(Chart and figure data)

————

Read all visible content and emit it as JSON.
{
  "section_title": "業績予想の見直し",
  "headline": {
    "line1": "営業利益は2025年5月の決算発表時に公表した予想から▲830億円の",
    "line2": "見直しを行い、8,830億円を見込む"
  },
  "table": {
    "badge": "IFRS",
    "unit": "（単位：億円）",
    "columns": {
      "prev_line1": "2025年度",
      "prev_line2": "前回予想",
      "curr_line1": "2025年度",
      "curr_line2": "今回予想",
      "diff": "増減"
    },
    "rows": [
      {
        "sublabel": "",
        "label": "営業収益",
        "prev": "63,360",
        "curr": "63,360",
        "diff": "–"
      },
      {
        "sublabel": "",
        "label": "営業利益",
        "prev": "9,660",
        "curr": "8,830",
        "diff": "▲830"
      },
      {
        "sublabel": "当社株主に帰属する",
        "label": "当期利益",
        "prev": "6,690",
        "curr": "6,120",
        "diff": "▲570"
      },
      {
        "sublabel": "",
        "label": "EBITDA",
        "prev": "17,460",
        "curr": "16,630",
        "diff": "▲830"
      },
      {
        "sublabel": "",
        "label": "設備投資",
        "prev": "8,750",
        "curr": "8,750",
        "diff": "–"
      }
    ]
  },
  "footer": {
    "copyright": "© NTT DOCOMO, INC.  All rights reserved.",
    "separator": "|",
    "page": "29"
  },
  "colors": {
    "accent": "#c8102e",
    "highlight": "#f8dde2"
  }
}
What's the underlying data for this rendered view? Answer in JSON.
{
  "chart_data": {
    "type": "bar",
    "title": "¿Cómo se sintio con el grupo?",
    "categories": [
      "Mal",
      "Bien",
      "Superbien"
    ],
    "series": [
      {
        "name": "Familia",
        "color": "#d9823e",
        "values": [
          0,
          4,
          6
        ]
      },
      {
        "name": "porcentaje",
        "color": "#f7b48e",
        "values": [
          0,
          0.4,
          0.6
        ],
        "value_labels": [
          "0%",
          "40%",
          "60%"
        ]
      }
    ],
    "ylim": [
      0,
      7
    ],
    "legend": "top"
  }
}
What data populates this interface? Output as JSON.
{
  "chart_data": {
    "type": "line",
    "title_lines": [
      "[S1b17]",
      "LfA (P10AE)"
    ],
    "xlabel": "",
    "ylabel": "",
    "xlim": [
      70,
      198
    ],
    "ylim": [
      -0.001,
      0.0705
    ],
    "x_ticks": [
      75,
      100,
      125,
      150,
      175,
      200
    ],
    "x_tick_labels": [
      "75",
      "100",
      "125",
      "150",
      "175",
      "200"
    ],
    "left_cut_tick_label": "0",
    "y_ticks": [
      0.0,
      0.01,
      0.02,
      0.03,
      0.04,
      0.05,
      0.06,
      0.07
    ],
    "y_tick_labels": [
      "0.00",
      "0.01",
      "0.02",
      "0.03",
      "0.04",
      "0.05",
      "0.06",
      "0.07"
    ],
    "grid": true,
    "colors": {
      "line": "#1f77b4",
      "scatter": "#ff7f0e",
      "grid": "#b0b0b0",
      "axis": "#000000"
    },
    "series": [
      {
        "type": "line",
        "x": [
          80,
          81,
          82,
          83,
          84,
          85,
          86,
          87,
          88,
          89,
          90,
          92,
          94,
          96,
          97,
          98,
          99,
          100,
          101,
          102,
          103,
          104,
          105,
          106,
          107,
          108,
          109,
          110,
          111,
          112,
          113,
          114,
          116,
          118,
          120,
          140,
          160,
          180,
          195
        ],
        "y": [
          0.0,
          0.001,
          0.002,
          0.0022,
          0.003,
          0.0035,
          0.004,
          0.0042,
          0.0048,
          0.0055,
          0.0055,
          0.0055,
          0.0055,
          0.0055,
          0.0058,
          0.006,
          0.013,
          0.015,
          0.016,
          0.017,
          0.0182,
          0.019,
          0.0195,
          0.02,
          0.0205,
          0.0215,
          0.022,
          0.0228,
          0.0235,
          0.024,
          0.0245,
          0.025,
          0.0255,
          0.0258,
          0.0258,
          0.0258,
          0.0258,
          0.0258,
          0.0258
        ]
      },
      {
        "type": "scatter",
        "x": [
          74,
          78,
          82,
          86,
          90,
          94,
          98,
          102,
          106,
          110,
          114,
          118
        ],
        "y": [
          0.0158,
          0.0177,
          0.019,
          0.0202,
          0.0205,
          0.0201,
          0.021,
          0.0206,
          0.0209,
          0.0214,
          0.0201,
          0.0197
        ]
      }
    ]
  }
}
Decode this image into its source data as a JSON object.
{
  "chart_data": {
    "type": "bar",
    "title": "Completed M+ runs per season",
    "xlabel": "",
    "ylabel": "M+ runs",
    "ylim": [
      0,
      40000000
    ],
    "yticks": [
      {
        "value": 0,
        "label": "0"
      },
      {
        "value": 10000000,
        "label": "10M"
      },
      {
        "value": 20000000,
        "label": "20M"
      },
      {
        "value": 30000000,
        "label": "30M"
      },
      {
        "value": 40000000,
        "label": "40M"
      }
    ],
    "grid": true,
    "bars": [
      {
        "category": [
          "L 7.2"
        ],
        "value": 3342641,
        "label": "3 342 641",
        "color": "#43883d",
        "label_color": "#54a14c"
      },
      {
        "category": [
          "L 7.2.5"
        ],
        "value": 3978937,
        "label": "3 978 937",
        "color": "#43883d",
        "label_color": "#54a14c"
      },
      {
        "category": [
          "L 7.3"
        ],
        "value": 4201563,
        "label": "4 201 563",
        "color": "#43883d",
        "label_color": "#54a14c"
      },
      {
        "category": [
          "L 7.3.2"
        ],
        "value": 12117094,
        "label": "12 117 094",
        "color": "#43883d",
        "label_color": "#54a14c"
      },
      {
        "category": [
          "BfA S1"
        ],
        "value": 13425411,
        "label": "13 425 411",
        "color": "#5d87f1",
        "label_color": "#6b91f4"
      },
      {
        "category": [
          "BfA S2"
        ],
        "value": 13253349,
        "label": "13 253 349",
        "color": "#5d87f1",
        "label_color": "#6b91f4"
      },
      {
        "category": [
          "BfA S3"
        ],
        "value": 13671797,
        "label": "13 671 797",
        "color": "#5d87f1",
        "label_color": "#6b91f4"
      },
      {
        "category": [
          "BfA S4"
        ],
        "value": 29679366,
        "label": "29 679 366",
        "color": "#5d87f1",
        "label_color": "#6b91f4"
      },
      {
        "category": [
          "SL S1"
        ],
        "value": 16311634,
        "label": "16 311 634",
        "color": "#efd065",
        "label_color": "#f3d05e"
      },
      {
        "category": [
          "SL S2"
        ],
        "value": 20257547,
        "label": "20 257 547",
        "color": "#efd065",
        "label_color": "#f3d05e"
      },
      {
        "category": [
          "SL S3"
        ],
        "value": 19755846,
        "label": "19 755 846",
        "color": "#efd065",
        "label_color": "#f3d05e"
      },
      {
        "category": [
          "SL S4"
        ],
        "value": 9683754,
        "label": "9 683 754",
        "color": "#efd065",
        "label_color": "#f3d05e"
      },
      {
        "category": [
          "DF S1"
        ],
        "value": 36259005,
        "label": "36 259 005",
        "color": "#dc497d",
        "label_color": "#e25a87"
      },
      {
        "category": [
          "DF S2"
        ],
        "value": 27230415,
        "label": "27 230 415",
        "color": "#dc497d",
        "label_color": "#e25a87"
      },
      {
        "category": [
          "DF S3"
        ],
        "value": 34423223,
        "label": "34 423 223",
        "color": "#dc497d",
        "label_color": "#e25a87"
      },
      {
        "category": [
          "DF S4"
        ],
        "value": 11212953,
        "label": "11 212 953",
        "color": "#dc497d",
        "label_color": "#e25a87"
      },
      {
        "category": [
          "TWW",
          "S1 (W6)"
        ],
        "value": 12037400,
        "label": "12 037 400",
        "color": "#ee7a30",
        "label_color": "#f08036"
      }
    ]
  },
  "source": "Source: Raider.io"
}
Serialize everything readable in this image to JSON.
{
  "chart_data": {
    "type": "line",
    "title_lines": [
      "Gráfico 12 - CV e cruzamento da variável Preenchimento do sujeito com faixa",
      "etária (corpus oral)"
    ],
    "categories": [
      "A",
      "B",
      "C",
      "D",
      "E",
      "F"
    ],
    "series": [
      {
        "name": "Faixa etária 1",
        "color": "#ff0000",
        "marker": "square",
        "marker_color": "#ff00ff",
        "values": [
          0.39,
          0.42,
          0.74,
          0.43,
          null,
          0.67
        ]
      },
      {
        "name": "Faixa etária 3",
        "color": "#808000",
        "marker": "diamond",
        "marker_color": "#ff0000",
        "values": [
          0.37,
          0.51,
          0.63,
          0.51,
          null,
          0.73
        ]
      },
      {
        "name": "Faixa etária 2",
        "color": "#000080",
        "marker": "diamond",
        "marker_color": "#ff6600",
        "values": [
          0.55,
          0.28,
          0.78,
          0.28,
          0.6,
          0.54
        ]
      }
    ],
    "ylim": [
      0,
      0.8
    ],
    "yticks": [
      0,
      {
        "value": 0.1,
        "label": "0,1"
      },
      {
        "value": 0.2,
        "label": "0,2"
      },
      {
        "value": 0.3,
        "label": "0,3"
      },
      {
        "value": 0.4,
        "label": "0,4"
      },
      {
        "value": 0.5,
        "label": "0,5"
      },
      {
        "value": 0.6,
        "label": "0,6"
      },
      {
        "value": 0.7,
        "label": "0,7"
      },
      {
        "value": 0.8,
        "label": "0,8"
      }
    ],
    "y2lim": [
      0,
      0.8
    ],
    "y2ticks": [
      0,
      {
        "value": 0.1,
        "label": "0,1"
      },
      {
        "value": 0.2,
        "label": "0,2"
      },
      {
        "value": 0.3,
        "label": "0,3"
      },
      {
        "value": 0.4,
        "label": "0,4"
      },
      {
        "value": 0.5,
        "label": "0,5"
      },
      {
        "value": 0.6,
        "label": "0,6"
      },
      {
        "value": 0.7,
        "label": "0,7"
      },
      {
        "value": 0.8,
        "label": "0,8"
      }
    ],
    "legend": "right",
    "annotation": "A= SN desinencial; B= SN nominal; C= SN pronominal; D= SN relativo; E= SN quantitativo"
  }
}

————

#### What you are asked to do
Write out each line of the data that holds the string "etária".

#### Full response
      "etária (corpus oral)"
        "name": "Faixa etária 1",
        "name": "Faixa etária 3",
        "name": "Faixa etária 2",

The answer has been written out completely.